| Objective |
Rewrite the entries below so that each "brain folds" becomes "brain ridges", leaving everything else unchanged.

| Input |
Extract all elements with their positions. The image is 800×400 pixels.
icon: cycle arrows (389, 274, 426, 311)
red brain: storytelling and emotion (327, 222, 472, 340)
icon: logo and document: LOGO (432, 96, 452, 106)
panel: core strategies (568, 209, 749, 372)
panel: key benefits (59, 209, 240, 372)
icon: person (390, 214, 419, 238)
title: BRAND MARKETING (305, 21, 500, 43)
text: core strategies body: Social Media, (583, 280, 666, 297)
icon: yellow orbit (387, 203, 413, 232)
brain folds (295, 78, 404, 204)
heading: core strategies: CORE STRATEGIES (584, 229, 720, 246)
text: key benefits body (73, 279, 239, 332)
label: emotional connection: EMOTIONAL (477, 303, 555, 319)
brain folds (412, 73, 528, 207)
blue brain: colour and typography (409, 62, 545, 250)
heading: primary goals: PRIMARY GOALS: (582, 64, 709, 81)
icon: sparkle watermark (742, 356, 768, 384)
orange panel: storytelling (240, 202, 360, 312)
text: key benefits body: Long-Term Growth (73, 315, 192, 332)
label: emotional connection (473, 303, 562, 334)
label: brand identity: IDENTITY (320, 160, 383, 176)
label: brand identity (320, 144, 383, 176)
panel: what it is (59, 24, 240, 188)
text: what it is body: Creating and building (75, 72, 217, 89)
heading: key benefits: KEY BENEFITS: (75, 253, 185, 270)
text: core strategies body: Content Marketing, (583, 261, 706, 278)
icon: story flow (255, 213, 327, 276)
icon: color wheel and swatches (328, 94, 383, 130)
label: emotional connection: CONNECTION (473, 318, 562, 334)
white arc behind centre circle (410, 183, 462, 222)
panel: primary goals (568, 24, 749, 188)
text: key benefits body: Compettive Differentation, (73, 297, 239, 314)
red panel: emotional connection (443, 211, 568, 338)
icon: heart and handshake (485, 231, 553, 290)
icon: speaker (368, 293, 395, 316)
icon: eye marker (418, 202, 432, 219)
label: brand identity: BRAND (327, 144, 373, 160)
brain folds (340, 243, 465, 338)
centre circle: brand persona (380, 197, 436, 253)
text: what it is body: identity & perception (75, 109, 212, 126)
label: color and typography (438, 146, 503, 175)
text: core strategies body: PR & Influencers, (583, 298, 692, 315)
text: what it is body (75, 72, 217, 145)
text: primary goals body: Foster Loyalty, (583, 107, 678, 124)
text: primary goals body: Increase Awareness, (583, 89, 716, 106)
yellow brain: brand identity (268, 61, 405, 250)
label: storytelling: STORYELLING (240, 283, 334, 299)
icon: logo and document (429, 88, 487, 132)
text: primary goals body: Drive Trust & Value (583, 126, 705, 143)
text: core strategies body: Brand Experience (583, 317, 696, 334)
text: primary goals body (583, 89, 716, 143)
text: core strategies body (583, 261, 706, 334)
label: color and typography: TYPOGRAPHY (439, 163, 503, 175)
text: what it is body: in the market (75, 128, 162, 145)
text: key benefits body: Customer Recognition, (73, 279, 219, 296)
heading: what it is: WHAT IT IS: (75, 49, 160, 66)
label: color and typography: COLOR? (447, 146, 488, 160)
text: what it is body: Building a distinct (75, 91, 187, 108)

| Answer for the task |
Extract all elements with their positions. The image is 800×400 pixels.
icon: cycle arrows (389, 274, 426, 311)
red brain: storytelling and emotion (327, 222, 472, 340)
icon: logo and document: LOGO (432, 96, 452, 106)
panel: core strategies (568, 209, 749, 372)
panel: key benefits (59, 209, 240, 372)
icon: person (390, 214, 419, 238)
title: BRAND MARKETING (305, 21, 500, 43)
text: core strategies body: Social Media, (583, 280, 666, 297)
icon: yellow orbit (387, 203, 413, 232)
brain ridges (295, 78, 404, 204)
heading: core strategies: CORE STRATEGIES (584, 229, 720, 246)
text: key benefits body (73, 279, 239, 332)
label: emotional connection: EMOTIONAL (477, 303, 555, 319)
brain ridges (412, 73, 528, 207)
blue brain: colour and typography (409, 62, 545, 250)
heading: primary goals: PRIMARY GOALS: (582, 64, 709, 81)
icon: sparkle watermark (742, 356, 768, 384)
orange panel: storytelling (240, 202, 360, 312)
text: key benefits body: Long-Term Growth (73, 315, 192, 332)
label: emotional connection (473, 303, 562, 334)
label: brand identity: IDENTITY (320, 160, 383, 176)
label: brand identity (320, 144, 383, 176)
panel: what it is (59, 24, 240, 188)
text: what it is body: Creating and building (75, 72, 217, 89)
heading: key benefits: KEY BENEFITS: (75, 253, 185, 270)
text: core strategies body: Content Marketing, (583, 261, 706, 278)
icon: story flow (255, 213, 327, 276)
icon: color wheel and swatches (328, 94, 383, 130)
label: emotional connection: CONNECTION (473, 318, 562, 334)
white arc behind centre circle (410, 183, 462, 222)
panel: primary goals (568, 24, 749, 188)
text: key benefits body: Compettive Differentation, (73, 297, 239, 314)
red panel: emotional connection (443, 211, 568, 338)
icon: heart and handshake (485, 231, 553, 290)
icon: speaker (368, 293, 395, 316)
icon: eye marker (418, 202, 432, 219)
label: brand identity: BRAND (327, 144, 373, 160)
brain ridges (340, 243, 465, 338)
centre circle: brand persona (380, 197, 436, 253)
text: what it is body: identity & perception (75, 109, 212, 126)
label: color and typography (438, 146, 503, 175)
text: core strategies body: PR & Influencers, (583, 298, 692, 315)
text: what it is body (75, 72, 217, 145)
text: primary goals body: Foster Loyalty, (583, 107, 678, 124)
text: primary goals body: Increase Awareness, (583, 89, 716, 106)
yellow brain: brand identity (268, 61, 405, 250)
label: storytelling: STORYELLING (240, 283, 334, 299)
icon: logo and document (429, 88, 487, 132)
text: primary goals body: Drive Trust & Value (583, 126, 705, 143)
text: core strategies body: Brand Experience (583, 317, 696, 334)
text: primary goals body (583, 89, 716, 143)
text: core strategies body (583, 261, 706, 334)
label: color and typography: TYPOGRAPHY (439, 163, 503, 175)
text: what it is body: in the market (75, 128, 162, 145)
text: key benefits body: Customer Recognition, (73, 279, 219, 296)
heading: what it is: WHAT IT IS: (75, 49, 160, 66)
label: color and typography: COLOR? (447, 146, 488, 160)
text: what it is body: Building a distinct (75, 91, 187, 108)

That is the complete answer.